• _Directions for this task_
Output the lines of the material below, from the line with "x-axis-labels: Germany United" to the line with "x-tick-label: Italy — [913, 566, 928, 595]", inclusive, as a JSON list of strings with one string per line and no blank lines.

= = = = =

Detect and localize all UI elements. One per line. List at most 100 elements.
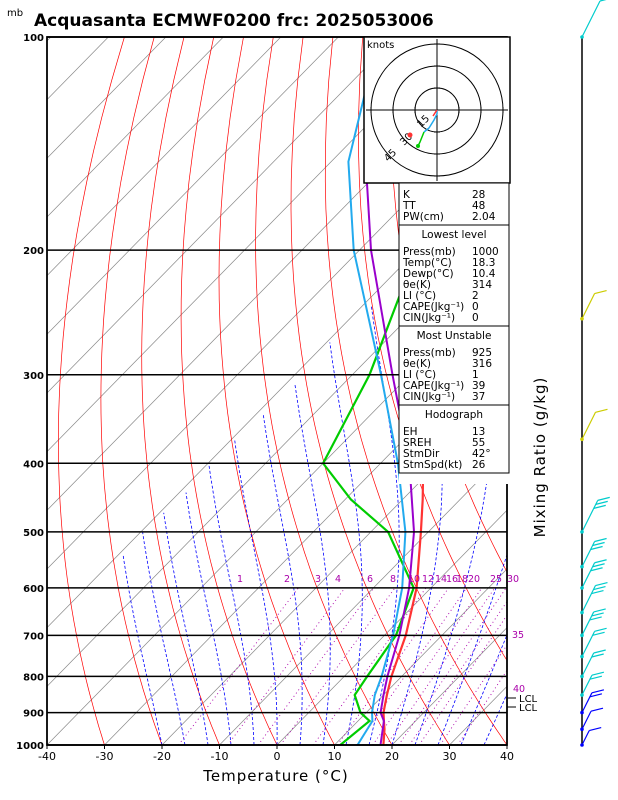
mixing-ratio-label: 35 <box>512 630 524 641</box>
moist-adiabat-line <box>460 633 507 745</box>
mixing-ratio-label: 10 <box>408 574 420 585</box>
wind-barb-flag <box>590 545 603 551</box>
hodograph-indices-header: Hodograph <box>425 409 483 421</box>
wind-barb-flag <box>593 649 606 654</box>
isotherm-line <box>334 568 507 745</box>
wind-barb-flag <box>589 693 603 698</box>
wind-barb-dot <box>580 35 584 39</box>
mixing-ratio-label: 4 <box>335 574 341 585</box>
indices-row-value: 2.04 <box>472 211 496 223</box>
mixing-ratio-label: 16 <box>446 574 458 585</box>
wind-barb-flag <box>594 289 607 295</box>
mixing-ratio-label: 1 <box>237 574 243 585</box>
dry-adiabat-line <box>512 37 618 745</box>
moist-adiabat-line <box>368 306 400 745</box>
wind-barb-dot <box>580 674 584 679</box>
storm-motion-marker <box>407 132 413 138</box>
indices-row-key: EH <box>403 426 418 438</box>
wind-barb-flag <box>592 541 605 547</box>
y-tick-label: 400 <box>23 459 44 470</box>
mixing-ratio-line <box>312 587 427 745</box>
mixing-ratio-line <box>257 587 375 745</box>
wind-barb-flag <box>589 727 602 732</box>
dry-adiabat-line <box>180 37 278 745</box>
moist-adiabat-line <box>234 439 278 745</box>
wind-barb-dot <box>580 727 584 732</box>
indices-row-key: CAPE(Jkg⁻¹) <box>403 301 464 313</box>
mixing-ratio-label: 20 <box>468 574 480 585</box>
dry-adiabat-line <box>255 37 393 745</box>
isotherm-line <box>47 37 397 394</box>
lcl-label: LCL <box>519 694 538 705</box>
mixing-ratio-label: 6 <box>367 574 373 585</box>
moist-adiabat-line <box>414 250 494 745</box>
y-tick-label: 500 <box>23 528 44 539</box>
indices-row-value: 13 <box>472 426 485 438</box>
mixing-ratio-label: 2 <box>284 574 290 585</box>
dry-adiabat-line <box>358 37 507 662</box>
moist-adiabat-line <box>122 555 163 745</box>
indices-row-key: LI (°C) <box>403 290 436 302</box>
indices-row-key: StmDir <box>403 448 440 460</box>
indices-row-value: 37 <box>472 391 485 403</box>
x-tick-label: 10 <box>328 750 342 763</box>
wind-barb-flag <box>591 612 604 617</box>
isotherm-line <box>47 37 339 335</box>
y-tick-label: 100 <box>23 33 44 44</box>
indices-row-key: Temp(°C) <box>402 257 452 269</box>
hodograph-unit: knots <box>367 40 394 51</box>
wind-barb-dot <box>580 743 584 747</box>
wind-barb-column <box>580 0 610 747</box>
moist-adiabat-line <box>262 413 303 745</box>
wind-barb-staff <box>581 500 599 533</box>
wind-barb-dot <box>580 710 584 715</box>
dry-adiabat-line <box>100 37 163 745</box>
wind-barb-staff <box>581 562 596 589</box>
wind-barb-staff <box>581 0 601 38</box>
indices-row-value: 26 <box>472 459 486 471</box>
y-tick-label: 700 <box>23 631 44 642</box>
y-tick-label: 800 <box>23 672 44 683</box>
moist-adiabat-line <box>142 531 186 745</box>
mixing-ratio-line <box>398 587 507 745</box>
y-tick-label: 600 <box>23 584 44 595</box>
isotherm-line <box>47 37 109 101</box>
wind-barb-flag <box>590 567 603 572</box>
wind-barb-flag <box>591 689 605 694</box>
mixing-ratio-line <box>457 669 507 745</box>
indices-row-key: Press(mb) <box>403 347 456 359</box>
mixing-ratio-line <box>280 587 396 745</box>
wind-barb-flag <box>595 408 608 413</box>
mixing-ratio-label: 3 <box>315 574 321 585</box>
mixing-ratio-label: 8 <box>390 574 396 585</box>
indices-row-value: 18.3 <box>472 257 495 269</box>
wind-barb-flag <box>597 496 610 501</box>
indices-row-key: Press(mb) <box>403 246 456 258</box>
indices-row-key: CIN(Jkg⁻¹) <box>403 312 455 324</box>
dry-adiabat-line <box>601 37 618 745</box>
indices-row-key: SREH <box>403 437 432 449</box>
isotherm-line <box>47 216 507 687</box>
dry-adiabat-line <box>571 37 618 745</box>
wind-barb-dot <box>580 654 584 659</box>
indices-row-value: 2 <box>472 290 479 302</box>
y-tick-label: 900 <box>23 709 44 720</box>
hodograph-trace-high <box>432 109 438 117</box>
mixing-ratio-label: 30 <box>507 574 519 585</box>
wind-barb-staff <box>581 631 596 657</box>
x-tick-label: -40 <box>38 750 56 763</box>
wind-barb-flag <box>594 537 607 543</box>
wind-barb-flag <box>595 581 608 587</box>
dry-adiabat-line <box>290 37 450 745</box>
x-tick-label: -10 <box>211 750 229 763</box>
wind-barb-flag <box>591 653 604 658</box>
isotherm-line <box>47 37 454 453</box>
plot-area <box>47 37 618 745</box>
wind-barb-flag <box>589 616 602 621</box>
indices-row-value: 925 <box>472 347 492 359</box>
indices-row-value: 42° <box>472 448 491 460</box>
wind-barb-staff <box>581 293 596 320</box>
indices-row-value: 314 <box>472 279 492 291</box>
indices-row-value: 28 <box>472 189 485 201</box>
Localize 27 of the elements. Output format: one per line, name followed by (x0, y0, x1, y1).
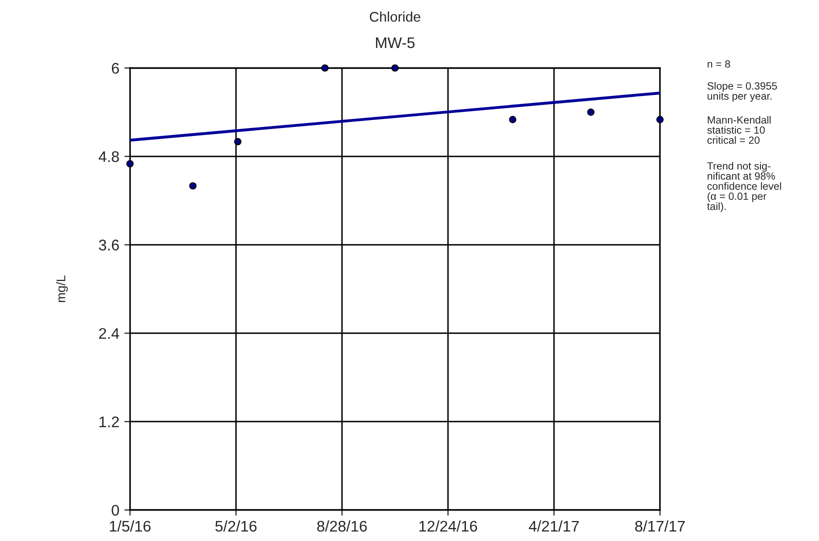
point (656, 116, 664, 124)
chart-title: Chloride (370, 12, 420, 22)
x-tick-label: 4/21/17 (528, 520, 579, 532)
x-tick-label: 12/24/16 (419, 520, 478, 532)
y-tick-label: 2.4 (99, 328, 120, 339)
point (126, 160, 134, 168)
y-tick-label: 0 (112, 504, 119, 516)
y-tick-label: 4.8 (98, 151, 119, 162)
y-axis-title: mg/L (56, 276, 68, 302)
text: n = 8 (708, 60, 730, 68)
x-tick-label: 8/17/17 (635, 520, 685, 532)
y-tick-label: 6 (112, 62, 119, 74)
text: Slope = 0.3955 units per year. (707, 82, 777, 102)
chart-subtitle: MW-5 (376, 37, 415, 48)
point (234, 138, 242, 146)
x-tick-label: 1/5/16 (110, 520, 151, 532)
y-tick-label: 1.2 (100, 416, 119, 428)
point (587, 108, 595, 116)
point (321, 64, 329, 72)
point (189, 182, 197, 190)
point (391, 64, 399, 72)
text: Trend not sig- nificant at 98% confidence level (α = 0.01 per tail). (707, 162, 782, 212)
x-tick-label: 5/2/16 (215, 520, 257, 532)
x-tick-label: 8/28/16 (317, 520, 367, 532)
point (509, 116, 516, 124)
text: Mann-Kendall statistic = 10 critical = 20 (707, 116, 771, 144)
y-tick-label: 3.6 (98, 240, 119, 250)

= = = = =

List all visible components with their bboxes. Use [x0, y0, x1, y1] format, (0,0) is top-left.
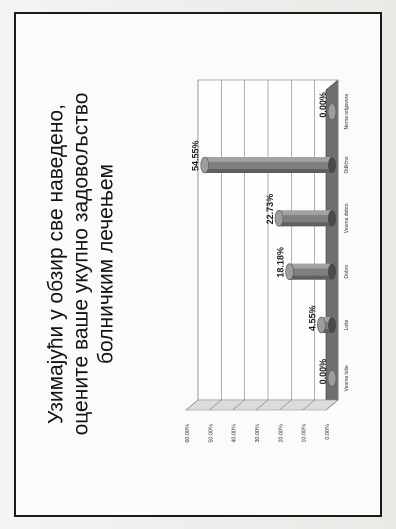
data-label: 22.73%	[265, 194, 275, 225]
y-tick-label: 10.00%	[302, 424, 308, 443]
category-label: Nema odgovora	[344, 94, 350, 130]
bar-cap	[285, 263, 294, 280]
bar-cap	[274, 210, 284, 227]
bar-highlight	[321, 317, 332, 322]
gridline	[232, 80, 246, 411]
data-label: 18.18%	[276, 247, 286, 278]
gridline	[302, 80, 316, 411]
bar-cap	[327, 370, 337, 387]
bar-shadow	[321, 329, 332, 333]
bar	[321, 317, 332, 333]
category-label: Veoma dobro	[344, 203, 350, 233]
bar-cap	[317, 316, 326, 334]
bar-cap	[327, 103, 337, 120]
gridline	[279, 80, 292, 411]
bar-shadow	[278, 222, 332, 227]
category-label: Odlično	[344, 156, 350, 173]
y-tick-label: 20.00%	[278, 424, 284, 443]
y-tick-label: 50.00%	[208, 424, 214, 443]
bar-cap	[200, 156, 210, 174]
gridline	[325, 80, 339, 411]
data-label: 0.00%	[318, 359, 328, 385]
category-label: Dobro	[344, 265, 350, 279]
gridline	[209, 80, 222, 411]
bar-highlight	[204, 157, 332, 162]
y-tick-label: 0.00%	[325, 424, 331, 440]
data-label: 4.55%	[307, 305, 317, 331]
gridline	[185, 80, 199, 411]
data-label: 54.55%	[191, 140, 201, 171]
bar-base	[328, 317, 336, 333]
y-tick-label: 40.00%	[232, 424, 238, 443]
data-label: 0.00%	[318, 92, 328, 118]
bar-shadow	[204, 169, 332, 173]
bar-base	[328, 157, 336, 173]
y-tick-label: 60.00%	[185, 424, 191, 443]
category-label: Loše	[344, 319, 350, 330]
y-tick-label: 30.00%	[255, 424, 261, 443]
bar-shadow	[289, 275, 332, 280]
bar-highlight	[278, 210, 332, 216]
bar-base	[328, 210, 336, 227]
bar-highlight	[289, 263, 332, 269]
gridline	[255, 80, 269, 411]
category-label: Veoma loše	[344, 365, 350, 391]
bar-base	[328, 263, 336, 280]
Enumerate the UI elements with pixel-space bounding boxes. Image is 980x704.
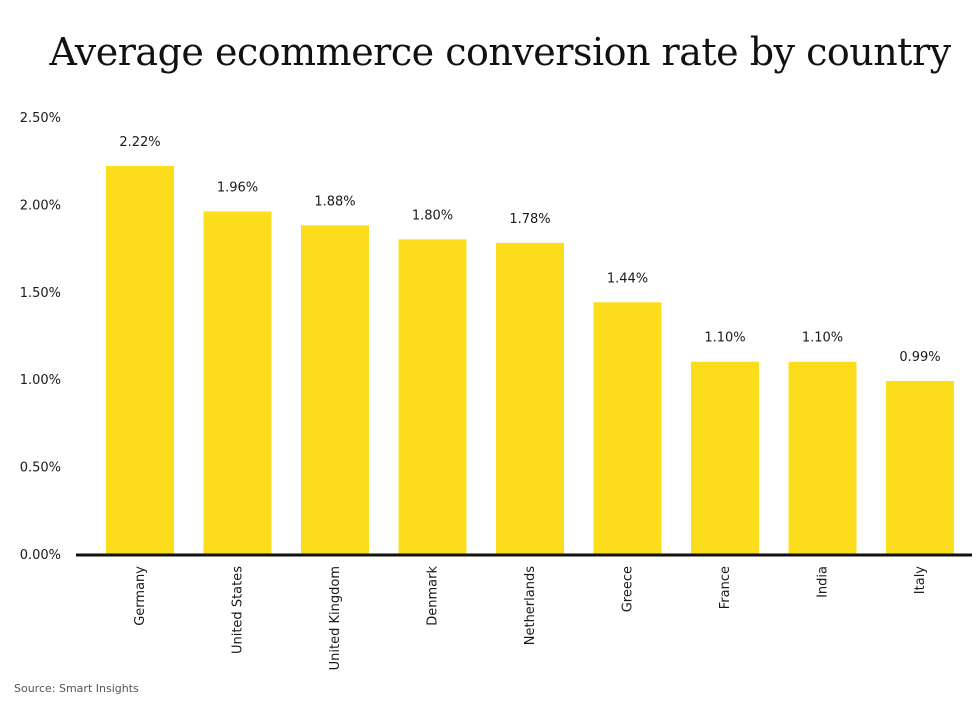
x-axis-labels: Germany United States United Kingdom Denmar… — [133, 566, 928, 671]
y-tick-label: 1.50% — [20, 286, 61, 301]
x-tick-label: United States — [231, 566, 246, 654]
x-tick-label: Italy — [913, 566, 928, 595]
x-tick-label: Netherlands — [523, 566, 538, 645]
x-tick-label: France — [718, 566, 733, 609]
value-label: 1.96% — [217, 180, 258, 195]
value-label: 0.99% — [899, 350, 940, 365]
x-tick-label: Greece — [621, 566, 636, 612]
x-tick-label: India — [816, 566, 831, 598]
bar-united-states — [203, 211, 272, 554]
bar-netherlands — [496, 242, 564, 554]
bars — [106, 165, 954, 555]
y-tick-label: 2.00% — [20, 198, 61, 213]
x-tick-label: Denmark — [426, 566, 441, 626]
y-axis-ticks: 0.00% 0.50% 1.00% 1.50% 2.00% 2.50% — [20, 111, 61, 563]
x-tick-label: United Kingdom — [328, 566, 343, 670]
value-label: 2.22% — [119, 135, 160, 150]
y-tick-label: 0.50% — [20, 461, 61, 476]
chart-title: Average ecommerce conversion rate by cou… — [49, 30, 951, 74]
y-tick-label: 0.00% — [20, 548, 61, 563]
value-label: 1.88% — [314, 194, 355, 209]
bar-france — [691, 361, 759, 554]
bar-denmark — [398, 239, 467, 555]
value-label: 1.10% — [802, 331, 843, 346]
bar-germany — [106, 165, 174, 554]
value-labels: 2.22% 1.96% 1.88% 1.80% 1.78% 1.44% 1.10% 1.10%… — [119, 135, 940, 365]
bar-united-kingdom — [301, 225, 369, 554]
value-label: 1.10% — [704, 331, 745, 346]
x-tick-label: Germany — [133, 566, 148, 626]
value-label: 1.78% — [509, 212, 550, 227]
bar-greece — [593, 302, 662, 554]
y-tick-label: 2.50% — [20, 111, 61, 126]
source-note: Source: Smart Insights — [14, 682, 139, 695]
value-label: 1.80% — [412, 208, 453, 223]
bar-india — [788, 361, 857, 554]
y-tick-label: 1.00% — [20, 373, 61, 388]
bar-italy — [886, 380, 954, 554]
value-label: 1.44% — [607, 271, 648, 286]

= = = = =

• _Full response_
[
  "x-axis-labels: Germany United States United Kingdom Denmar… — [133, 566, 928, 671]",
  "y-tick-label: 1.50% — [20, 286, 61, 301]",
  "x-tick-label: United States — [231, 566, 246, 654]",
  "x-tick-label: Italy — [913, 566, 928, 595]"
]